— start Available records —
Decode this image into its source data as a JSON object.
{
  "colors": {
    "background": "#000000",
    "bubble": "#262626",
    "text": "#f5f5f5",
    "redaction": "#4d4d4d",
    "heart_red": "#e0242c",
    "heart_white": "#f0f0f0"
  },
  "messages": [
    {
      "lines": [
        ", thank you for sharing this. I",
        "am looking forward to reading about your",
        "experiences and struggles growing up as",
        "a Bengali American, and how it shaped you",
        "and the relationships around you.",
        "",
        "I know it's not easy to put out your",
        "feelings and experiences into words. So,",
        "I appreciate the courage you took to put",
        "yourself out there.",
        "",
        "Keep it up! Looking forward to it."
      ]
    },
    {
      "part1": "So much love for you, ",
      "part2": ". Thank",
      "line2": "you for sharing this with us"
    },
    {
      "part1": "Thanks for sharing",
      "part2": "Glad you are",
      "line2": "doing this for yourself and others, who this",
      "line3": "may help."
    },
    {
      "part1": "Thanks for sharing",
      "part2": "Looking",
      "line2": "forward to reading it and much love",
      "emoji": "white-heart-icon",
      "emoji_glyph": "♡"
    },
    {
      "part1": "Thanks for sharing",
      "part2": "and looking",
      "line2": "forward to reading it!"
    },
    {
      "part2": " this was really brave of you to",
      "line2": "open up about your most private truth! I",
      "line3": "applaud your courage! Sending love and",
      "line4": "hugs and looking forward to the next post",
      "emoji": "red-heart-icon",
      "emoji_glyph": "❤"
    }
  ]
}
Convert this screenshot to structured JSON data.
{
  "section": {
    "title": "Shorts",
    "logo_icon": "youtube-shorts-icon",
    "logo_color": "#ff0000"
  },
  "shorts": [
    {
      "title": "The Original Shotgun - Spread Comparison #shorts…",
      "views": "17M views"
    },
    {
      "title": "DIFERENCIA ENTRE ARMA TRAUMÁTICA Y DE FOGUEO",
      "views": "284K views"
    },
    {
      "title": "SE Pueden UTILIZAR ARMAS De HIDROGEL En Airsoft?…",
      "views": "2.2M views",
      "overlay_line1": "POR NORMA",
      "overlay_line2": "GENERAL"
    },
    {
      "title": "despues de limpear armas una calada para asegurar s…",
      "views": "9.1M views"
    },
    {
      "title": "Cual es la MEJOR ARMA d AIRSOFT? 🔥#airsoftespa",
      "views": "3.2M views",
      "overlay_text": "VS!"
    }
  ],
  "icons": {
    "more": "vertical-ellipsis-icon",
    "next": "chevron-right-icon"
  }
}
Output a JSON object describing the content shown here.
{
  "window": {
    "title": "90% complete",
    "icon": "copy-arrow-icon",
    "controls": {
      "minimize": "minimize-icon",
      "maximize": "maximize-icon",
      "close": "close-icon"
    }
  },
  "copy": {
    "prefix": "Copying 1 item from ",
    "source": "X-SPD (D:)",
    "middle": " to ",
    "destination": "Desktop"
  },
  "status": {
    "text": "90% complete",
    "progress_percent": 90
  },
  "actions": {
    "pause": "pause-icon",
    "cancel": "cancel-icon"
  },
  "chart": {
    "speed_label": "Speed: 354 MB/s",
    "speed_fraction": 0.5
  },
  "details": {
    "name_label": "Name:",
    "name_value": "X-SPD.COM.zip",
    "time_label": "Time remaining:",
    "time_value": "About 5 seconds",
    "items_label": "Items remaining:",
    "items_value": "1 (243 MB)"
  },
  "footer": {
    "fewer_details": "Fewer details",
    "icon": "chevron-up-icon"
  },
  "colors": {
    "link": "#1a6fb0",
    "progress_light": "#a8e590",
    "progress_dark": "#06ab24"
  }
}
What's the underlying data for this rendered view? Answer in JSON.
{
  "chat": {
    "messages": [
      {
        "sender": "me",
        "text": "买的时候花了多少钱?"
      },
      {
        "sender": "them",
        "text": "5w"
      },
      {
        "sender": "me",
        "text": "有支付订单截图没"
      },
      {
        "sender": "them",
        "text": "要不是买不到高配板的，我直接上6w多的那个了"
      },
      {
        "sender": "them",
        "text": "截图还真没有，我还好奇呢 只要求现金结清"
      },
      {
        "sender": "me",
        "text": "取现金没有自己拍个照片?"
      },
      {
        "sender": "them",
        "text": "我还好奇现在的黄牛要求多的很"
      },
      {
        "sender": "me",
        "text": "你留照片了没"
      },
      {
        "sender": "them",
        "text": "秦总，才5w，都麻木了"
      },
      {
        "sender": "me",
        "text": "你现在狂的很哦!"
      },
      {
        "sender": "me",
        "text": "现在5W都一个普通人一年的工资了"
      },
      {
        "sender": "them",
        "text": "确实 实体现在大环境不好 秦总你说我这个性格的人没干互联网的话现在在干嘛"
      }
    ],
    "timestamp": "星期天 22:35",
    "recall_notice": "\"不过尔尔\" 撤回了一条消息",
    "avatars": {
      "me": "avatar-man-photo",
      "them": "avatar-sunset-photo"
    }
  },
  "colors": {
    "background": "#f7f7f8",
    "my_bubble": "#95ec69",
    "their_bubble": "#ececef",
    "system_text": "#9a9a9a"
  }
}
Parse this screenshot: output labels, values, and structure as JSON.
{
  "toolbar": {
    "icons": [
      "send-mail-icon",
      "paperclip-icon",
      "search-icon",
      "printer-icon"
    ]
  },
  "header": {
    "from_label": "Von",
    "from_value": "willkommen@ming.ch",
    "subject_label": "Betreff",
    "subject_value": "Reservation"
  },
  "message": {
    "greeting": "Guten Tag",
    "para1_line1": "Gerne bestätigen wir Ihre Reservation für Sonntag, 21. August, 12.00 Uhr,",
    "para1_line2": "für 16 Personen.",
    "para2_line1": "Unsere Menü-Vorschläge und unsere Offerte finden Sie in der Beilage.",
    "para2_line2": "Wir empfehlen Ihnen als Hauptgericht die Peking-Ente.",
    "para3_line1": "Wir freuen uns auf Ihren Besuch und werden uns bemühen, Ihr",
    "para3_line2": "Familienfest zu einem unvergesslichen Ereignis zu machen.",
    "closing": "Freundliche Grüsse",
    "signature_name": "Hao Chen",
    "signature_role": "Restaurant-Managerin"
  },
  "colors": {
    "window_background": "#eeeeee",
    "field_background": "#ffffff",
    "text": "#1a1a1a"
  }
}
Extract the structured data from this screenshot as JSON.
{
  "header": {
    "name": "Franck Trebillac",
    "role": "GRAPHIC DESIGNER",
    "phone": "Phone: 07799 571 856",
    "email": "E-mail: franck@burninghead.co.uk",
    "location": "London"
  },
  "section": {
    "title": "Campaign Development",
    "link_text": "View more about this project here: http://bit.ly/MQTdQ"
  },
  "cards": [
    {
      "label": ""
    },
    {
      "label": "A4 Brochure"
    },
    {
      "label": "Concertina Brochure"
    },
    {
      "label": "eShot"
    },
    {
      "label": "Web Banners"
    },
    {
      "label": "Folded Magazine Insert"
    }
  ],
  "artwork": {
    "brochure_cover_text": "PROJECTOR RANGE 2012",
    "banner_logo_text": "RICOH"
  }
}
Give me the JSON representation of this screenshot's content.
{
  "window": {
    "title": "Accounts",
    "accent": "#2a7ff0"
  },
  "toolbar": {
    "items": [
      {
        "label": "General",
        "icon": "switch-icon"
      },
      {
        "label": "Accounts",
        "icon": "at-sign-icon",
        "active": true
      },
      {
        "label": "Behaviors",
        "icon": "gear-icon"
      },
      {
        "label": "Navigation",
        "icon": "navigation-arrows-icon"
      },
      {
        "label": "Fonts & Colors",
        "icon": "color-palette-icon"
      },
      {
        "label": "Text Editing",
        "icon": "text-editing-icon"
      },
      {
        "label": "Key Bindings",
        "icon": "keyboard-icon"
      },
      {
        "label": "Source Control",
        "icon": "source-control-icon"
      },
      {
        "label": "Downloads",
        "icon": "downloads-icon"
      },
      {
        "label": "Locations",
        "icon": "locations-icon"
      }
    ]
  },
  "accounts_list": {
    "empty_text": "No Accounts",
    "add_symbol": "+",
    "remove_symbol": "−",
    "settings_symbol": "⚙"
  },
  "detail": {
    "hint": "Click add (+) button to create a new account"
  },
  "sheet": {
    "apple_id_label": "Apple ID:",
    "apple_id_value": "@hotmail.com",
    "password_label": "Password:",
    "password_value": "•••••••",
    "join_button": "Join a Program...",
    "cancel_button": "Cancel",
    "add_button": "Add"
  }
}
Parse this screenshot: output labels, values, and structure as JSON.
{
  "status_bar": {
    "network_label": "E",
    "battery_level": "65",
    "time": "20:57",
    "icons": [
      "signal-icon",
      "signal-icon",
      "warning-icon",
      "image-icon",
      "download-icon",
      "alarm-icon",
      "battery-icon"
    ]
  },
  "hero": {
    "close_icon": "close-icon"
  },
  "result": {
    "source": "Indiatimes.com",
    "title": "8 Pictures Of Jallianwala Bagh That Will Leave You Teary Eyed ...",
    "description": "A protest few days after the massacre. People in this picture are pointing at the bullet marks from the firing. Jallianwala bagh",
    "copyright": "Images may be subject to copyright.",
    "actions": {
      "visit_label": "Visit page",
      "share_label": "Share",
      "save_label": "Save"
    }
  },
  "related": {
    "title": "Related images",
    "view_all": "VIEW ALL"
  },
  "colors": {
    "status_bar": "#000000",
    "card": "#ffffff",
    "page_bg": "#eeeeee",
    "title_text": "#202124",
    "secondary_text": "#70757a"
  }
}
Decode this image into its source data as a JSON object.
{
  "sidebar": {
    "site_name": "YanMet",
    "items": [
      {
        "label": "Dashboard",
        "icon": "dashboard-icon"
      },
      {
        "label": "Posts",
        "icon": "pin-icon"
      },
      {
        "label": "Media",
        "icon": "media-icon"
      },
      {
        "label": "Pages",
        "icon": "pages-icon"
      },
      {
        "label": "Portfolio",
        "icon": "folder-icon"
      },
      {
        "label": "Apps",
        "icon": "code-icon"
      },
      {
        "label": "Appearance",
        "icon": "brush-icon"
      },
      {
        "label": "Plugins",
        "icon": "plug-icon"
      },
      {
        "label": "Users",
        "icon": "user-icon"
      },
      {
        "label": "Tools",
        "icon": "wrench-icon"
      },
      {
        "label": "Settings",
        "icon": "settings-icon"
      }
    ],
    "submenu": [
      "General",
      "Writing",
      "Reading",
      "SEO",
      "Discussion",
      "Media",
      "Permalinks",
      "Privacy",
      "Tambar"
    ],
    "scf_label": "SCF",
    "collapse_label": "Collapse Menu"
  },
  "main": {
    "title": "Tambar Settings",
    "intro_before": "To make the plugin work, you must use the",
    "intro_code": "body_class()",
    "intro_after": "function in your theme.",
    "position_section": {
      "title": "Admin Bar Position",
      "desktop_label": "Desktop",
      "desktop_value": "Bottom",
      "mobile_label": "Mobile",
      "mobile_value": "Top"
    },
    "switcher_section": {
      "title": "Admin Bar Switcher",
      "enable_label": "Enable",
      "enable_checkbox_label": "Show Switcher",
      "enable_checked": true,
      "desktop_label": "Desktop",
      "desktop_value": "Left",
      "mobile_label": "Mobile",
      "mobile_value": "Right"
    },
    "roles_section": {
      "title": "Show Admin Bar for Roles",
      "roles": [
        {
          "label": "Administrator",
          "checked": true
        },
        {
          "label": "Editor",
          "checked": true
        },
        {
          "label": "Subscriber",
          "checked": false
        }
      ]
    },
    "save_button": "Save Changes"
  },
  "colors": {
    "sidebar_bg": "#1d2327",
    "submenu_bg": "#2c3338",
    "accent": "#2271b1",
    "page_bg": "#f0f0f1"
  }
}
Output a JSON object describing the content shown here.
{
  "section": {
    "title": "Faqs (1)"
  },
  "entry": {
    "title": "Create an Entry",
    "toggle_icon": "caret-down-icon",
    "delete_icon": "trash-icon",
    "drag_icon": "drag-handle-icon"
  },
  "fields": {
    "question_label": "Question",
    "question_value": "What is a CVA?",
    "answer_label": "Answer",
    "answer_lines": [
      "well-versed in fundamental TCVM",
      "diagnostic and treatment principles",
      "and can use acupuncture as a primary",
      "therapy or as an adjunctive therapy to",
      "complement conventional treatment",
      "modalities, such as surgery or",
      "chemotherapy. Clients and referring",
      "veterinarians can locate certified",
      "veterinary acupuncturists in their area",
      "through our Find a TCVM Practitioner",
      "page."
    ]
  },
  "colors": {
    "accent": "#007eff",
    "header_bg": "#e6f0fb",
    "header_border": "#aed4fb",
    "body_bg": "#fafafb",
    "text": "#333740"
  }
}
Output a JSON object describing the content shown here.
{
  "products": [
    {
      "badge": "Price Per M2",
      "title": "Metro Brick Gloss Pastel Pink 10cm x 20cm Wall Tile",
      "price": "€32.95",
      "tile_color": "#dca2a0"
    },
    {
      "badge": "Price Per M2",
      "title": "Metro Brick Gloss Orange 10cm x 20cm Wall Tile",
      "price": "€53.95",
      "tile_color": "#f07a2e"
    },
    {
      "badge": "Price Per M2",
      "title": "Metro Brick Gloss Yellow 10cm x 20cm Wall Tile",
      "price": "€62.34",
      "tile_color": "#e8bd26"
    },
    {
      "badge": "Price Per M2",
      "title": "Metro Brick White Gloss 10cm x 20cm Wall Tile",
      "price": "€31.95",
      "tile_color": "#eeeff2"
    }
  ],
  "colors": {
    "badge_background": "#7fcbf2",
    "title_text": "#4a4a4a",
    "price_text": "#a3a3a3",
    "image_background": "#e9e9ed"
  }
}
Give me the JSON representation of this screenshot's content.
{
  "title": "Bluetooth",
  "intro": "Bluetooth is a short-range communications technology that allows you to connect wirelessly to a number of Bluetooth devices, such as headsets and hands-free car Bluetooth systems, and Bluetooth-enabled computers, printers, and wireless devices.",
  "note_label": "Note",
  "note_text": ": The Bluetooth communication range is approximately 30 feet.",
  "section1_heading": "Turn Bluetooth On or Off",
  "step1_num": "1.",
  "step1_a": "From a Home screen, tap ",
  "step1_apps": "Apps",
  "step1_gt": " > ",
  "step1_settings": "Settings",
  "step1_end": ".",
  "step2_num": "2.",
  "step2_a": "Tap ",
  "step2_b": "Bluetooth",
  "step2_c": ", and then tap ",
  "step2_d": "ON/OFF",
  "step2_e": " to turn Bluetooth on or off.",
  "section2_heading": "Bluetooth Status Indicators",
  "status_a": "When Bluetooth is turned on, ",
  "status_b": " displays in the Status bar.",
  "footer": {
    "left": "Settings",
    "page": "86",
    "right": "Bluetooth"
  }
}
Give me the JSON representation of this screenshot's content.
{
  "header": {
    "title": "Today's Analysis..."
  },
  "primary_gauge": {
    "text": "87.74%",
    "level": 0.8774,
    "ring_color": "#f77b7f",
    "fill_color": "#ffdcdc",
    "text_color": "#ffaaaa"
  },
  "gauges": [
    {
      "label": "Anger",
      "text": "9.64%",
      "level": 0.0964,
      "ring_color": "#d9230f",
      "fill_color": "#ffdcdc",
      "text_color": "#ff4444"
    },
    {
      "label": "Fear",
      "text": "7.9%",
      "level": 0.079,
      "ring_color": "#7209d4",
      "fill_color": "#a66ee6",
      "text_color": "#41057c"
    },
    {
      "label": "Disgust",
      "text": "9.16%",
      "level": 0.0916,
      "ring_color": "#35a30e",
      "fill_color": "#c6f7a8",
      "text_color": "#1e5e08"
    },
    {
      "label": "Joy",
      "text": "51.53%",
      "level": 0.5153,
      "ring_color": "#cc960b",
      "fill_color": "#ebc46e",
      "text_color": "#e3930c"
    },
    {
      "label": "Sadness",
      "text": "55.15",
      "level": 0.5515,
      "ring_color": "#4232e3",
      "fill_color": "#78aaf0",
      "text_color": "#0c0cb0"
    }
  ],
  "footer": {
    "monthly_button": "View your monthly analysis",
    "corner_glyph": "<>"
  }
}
— end Available records —
What is the number of lines holding the word "remaining"? State it alone.

Written solution: 2